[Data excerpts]
+ + + +

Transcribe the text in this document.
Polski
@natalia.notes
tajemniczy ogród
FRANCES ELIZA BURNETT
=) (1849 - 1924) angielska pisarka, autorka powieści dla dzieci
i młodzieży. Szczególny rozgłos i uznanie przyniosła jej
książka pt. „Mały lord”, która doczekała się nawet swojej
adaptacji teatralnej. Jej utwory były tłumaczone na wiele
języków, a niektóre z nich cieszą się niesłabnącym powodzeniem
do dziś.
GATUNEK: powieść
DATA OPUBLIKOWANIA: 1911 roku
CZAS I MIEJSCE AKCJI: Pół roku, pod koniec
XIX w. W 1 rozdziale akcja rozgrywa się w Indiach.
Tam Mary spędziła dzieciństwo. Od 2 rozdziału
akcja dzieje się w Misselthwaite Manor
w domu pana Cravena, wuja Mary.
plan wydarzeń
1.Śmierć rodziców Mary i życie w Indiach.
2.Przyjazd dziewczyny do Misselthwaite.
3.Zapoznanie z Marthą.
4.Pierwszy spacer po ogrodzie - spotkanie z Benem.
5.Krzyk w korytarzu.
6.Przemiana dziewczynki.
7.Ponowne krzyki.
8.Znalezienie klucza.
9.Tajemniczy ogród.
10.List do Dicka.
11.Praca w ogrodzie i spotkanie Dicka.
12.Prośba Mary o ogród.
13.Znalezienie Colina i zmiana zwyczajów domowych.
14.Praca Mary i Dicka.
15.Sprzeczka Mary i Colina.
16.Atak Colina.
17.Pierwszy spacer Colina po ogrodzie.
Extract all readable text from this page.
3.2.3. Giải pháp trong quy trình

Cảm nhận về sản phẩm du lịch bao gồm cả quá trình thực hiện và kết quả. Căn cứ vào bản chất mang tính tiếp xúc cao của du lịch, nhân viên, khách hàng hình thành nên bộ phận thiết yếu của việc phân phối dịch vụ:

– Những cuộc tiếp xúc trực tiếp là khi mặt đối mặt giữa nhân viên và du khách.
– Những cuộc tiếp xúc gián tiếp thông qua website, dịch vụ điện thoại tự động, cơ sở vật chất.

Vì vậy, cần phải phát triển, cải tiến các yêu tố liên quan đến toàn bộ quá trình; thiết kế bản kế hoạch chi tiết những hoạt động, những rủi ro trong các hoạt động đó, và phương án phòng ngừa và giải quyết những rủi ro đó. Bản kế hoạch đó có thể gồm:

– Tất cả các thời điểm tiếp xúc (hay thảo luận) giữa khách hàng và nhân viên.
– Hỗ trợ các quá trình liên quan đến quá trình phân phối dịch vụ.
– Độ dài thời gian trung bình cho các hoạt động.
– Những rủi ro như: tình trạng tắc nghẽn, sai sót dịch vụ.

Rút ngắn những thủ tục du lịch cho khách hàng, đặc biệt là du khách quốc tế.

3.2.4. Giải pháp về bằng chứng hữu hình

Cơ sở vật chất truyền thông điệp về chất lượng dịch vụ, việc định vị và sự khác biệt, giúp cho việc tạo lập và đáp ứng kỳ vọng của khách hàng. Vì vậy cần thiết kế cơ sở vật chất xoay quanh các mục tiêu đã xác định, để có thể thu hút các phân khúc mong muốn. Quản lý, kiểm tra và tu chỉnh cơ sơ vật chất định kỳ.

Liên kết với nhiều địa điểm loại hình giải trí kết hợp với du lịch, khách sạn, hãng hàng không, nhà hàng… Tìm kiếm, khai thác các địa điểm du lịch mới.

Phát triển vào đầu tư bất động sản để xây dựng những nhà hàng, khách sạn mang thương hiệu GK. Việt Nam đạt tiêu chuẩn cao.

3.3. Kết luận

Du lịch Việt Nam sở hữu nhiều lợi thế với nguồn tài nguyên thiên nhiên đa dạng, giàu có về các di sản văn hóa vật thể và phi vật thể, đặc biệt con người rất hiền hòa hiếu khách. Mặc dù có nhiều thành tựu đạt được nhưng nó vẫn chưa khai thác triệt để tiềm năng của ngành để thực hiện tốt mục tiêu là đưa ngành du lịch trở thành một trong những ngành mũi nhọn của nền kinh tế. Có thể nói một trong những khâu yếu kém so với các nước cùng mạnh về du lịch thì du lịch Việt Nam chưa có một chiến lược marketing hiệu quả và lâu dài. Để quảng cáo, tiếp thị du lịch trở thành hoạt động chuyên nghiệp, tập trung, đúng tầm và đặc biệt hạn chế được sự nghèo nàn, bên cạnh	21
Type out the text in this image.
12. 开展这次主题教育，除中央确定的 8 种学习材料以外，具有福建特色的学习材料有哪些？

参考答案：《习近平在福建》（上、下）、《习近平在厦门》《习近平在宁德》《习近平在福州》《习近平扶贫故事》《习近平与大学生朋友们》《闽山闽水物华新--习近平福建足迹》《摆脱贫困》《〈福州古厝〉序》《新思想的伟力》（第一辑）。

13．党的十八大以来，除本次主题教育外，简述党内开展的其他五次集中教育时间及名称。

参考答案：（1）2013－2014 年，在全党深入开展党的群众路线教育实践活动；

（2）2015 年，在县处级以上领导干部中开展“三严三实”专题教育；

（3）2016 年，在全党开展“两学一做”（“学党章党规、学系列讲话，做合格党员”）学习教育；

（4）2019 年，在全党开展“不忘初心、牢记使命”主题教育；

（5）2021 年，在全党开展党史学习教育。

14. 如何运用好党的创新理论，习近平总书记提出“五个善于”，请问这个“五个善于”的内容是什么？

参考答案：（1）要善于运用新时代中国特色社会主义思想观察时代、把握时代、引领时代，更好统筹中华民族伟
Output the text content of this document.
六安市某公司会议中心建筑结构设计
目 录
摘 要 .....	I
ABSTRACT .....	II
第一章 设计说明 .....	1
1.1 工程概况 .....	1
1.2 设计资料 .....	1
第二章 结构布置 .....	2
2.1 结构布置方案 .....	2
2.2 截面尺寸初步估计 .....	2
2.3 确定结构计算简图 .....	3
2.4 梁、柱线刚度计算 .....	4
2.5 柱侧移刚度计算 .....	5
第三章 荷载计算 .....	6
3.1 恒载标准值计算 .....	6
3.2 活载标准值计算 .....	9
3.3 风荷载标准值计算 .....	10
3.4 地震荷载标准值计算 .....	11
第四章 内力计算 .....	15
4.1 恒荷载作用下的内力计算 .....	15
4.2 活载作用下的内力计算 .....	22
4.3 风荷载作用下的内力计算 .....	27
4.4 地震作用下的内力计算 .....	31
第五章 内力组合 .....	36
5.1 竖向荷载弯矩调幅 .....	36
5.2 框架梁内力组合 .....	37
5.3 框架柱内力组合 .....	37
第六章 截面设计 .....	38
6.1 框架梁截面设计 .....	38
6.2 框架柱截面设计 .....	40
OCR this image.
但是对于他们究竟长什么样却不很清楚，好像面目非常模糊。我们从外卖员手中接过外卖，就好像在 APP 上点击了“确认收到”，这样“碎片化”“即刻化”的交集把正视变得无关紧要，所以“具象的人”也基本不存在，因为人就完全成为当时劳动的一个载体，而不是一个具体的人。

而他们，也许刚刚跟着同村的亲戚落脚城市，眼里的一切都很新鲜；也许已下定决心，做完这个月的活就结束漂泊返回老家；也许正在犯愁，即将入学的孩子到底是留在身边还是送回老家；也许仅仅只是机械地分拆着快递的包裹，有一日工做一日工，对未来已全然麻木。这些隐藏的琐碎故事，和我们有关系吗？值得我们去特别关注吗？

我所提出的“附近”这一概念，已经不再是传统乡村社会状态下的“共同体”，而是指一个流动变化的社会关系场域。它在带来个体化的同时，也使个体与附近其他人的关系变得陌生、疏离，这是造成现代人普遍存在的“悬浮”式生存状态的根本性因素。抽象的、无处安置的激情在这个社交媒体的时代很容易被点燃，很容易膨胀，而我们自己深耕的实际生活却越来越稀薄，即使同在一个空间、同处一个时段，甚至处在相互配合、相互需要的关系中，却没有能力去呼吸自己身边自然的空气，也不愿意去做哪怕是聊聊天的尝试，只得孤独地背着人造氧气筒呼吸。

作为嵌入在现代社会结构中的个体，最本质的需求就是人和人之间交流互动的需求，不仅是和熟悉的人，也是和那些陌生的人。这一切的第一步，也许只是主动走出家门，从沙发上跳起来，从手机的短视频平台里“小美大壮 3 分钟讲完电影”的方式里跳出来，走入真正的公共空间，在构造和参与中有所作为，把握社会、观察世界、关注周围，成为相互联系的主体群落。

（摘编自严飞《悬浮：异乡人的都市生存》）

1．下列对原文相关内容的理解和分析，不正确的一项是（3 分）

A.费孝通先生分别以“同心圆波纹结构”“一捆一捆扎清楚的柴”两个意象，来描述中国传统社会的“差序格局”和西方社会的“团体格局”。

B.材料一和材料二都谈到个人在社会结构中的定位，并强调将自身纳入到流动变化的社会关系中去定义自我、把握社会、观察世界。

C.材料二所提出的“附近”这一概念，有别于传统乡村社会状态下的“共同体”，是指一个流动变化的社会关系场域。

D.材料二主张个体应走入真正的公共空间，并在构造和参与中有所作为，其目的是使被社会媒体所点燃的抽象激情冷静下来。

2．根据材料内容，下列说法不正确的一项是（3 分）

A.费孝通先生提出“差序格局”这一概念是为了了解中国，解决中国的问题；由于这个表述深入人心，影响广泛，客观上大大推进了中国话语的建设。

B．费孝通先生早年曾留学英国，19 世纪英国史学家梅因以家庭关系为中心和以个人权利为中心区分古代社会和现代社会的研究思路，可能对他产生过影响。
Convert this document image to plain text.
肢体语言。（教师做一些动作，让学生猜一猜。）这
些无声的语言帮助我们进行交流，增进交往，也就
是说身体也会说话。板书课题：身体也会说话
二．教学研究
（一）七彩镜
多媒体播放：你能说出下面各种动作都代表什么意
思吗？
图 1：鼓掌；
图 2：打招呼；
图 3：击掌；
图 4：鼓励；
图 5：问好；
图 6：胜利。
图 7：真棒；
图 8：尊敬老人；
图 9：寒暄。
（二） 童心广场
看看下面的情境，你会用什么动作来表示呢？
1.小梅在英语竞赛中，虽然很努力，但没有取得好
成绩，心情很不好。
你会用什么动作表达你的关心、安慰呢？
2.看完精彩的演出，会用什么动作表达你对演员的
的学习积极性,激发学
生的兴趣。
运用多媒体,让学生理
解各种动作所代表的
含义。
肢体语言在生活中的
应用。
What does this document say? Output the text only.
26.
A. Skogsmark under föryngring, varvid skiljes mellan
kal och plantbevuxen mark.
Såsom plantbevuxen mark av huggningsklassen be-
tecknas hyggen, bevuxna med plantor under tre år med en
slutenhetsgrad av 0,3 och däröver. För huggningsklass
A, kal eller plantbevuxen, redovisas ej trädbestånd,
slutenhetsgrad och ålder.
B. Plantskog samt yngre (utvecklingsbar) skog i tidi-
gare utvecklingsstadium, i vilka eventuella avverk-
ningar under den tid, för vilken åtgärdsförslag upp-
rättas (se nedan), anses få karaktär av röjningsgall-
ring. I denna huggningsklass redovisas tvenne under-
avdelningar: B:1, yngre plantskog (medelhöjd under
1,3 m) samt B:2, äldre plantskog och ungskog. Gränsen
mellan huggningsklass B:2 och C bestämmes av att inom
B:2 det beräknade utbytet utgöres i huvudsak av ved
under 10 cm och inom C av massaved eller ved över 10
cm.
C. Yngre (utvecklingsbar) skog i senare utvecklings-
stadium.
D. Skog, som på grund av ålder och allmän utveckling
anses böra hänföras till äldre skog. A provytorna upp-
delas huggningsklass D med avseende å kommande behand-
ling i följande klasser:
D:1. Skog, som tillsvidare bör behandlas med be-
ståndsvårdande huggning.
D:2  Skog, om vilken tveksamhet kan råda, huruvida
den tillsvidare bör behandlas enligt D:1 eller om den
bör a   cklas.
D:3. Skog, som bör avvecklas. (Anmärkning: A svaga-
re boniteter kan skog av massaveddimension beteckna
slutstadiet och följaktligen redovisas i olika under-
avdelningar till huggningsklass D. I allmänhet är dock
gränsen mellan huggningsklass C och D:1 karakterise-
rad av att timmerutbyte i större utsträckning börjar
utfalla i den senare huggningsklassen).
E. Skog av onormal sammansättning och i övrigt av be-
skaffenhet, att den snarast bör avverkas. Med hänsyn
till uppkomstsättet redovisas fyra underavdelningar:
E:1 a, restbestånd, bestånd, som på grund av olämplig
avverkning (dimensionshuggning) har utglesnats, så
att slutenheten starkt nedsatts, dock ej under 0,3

+ + + +

→ TO BE DONE
Find all lines with "Praca" in them and copy each one.

→ TASK RESULT
11.Praca w ogrodzie i spotkanie Dicka.
14.Praca Mary i Dicka.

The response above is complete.